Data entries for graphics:
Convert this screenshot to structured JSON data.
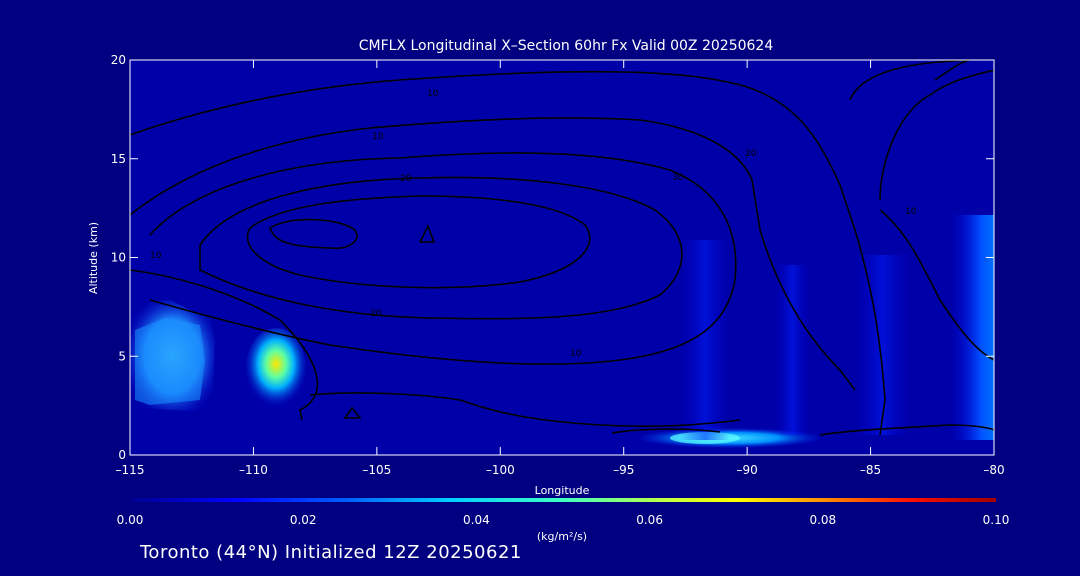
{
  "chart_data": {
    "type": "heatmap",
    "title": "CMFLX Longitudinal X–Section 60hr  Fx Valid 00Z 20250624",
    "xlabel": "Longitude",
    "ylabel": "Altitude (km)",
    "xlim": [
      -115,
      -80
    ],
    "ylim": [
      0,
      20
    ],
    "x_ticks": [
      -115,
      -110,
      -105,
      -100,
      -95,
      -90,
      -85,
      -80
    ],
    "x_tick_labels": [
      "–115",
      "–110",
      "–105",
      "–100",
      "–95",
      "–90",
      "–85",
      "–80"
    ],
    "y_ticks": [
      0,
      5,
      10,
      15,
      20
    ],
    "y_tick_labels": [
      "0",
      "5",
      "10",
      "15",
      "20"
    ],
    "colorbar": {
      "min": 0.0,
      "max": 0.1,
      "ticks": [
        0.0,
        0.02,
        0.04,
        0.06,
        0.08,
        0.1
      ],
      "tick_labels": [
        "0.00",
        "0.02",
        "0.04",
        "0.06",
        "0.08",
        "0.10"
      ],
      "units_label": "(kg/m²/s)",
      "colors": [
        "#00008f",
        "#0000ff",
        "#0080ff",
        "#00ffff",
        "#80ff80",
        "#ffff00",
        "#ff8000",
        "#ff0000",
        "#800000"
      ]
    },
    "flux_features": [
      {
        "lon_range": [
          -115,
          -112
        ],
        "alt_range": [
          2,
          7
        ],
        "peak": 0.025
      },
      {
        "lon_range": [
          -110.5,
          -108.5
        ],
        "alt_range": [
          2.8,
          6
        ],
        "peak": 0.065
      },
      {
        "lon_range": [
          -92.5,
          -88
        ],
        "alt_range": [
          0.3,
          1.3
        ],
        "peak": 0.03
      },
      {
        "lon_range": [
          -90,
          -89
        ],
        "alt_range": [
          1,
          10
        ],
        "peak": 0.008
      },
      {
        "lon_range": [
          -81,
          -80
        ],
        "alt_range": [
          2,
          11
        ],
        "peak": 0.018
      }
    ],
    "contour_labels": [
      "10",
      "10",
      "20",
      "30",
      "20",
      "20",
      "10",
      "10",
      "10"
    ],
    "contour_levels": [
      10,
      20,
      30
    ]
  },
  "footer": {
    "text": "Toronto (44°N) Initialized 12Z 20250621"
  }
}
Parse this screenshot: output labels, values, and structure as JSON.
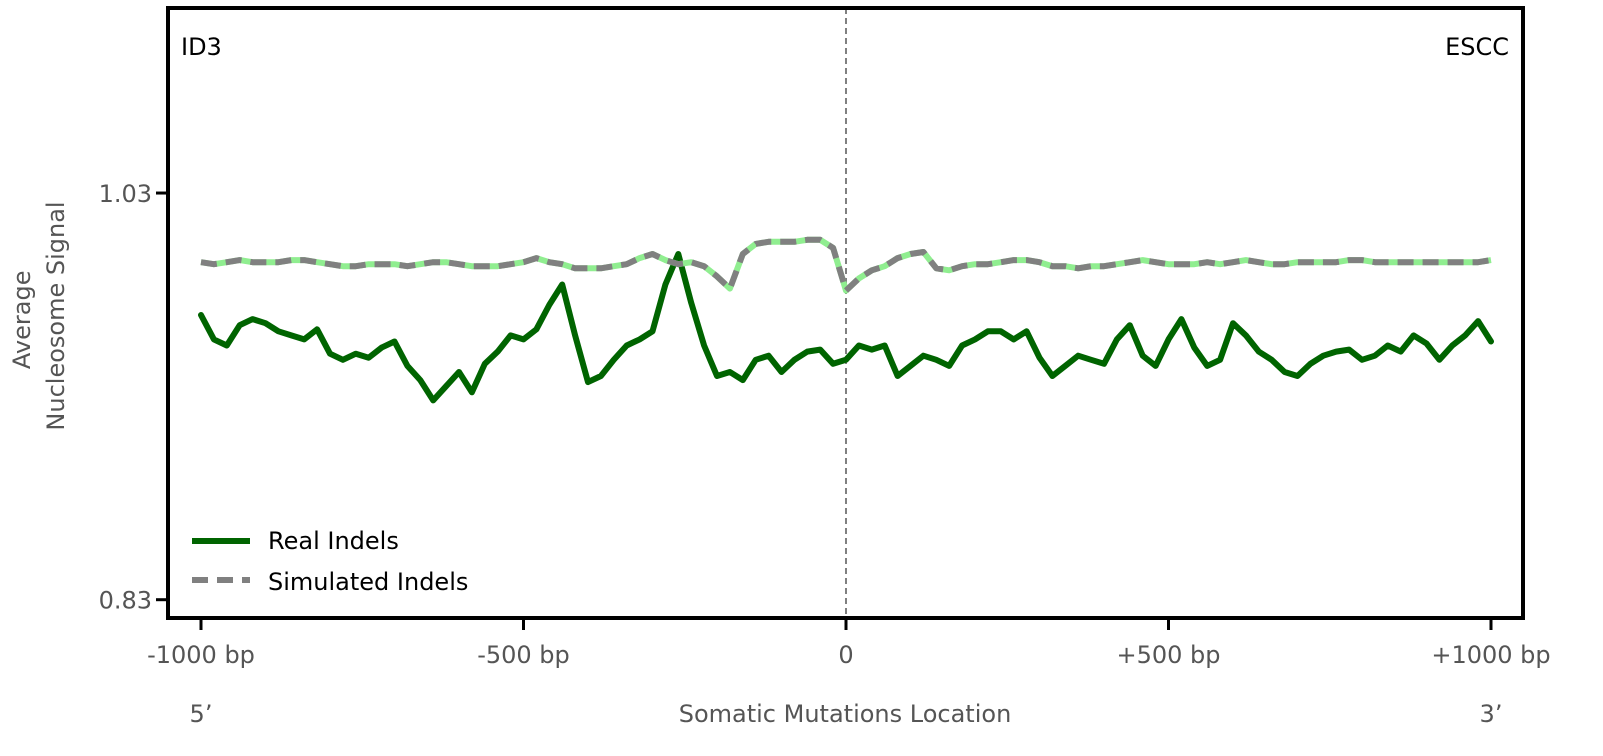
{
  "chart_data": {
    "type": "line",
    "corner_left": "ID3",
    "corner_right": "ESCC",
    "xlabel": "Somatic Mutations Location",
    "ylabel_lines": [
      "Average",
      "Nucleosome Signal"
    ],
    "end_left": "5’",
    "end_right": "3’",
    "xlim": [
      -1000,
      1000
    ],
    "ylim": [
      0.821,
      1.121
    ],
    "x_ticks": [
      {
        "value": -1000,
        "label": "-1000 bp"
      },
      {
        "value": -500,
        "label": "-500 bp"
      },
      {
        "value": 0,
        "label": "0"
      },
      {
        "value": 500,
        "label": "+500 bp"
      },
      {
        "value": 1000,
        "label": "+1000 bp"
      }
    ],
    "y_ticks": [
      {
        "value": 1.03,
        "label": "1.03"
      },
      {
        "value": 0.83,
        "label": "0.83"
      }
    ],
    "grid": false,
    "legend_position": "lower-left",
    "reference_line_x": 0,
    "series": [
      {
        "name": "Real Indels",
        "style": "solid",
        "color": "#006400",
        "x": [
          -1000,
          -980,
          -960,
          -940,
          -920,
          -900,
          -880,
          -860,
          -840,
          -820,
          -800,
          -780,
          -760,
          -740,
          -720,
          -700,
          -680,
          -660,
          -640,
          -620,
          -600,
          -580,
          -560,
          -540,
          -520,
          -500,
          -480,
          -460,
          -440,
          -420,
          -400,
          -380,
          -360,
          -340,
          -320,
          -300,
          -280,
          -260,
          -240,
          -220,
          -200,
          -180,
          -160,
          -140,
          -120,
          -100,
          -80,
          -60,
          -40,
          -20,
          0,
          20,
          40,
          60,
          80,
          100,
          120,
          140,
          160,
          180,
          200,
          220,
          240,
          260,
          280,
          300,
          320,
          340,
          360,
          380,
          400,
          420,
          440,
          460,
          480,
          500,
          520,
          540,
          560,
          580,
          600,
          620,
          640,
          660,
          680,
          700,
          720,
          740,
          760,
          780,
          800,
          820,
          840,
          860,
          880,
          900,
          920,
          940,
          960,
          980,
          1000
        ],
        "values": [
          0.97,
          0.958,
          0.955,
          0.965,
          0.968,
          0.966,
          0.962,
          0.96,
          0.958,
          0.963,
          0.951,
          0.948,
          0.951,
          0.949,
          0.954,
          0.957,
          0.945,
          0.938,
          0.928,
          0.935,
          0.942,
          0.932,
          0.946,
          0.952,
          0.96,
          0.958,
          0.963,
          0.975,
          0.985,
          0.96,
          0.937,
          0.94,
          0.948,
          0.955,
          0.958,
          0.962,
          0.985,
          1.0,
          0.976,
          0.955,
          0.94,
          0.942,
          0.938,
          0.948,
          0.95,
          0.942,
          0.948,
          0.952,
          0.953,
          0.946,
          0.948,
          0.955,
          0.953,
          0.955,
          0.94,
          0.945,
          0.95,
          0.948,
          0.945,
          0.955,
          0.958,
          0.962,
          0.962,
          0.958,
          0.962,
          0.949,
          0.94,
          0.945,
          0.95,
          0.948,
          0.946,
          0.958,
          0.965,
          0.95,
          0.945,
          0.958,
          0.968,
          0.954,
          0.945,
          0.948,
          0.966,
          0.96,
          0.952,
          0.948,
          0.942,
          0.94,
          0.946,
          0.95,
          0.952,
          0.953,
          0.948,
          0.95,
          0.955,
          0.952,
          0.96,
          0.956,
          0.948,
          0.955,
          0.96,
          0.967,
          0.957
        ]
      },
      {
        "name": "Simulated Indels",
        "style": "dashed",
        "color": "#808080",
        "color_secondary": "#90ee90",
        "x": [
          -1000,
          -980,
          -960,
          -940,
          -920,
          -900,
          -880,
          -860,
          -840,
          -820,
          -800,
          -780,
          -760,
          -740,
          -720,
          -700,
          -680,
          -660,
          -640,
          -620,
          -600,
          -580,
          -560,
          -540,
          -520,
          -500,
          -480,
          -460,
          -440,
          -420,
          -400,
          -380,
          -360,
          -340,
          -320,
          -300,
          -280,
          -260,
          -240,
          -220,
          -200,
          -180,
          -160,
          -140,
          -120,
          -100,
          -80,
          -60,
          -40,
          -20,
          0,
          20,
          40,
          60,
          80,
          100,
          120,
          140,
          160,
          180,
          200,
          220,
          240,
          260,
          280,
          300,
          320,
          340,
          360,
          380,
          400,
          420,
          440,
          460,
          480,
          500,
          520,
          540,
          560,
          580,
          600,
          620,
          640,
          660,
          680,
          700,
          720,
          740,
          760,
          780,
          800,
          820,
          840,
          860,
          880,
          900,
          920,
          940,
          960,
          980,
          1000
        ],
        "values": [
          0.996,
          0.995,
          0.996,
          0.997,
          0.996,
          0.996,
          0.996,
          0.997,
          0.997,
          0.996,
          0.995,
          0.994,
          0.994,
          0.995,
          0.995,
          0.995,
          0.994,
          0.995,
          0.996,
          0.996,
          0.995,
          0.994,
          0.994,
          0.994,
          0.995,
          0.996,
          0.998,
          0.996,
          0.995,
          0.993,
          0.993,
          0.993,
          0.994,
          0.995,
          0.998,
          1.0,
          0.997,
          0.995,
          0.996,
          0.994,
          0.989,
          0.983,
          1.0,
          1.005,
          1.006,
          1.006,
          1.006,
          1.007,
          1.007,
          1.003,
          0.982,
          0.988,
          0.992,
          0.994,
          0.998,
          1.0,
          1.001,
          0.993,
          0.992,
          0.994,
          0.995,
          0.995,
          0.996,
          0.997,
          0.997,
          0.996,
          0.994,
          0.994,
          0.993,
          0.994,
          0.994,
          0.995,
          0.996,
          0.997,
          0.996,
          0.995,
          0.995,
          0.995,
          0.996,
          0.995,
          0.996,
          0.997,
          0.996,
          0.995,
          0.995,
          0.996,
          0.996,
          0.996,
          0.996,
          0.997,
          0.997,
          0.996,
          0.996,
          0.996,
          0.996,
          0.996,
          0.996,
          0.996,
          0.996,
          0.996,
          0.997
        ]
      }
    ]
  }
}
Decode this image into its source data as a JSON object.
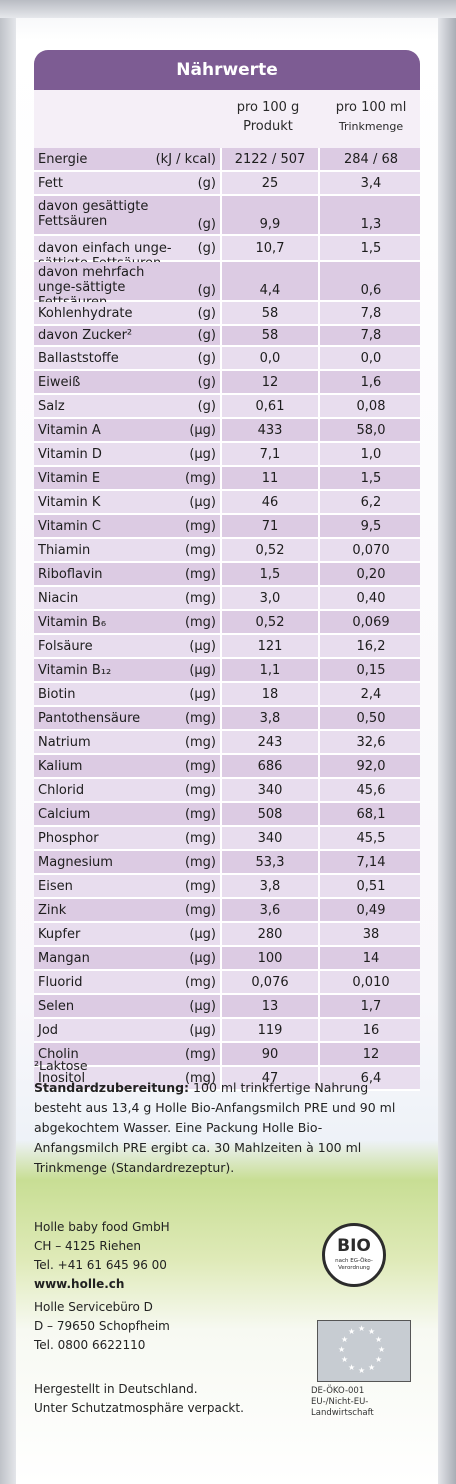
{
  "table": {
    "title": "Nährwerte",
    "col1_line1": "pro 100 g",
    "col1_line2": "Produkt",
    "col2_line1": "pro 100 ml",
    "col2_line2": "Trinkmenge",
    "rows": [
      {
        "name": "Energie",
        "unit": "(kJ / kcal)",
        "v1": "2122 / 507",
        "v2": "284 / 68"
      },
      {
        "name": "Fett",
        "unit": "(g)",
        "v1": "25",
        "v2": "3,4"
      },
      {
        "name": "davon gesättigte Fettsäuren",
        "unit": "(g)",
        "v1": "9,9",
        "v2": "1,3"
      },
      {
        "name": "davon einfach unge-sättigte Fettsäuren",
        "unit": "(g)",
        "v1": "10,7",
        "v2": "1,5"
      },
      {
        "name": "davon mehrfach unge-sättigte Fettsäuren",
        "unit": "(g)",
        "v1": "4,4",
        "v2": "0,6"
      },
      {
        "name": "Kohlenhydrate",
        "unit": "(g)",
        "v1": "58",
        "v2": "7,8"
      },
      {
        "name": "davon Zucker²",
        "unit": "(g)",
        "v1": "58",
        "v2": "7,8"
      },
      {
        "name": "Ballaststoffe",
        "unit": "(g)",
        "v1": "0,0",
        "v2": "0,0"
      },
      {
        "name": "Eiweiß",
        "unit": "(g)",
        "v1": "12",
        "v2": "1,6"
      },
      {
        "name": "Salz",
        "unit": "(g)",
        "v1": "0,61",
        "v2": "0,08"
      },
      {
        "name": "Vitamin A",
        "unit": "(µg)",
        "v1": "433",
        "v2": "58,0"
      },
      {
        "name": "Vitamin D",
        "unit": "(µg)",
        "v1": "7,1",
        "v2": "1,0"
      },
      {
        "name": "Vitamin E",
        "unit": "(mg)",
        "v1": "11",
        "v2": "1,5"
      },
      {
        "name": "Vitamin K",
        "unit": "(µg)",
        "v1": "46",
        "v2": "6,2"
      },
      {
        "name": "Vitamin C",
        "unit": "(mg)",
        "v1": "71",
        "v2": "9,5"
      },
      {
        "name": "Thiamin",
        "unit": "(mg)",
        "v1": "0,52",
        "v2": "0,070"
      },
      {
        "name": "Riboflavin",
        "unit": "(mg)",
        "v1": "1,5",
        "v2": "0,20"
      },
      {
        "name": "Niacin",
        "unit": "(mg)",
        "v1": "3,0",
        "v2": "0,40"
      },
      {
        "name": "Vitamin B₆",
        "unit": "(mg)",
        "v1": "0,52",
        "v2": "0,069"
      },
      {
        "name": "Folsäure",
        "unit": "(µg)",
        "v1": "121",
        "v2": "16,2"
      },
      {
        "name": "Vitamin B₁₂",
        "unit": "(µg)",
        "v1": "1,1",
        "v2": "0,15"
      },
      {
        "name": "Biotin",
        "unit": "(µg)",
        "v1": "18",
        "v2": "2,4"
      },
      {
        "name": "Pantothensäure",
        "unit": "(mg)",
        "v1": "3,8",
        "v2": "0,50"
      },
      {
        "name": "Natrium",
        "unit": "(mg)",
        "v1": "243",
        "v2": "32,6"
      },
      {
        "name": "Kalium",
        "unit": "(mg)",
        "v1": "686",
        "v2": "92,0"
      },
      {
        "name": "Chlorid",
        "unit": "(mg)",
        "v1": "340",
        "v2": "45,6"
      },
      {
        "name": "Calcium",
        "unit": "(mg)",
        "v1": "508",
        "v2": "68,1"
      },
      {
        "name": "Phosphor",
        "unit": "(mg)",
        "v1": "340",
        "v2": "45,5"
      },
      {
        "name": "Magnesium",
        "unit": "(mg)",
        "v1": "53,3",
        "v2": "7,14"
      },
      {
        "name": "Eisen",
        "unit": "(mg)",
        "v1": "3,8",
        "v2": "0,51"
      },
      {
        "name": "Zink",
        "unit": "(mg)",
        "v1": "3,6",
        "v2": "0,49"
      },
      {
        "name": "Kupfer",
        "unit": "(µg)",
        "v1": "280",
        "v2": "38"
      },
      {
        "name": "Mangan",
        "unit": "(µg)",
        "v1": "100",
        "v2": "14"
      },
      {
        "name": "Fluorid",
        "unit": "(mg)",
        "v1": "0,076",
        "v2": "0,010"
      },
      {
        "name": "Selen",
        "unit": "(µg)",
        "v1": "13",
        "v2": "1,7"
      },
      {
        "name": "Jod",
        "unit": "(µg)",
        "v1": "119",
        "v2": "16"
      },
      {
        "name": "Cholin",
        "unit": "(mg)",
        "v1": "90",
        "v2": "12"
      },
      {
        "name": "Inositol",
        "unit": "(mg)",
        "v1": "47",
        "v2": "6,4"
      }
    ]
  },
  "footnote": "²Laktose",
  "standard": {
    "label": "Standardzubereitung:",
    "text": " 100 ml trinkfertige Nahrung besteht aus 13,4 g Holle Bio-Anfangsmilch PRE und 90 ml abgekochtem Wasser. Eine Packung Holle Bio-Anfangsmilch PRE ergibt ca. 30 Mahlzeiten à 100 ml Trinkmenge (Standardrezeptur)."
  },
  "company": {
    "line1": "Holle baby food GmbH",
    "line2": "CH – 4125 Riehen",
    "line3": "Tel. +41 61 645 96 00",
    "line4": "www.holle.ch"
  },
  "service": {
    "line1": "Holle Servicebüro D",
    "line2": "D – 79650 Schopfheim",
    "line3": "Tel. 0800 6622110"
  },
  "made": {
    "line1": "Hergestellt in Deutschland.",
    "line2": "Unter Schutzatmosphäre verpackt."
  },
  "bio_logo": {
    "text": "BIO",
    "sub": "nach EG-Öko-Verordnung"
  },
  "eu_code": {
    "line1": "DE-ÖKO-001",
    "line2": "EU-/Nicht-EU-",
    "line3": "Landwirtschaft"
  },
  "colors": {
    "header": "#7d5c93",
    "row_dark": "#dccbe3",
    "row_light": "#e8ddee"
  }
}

OBJECTIVE: Collect the lines that hold "Indels".

EXPECTED ANSWER:
        "name": "Real Indels",
        "name": "Simulated Indels",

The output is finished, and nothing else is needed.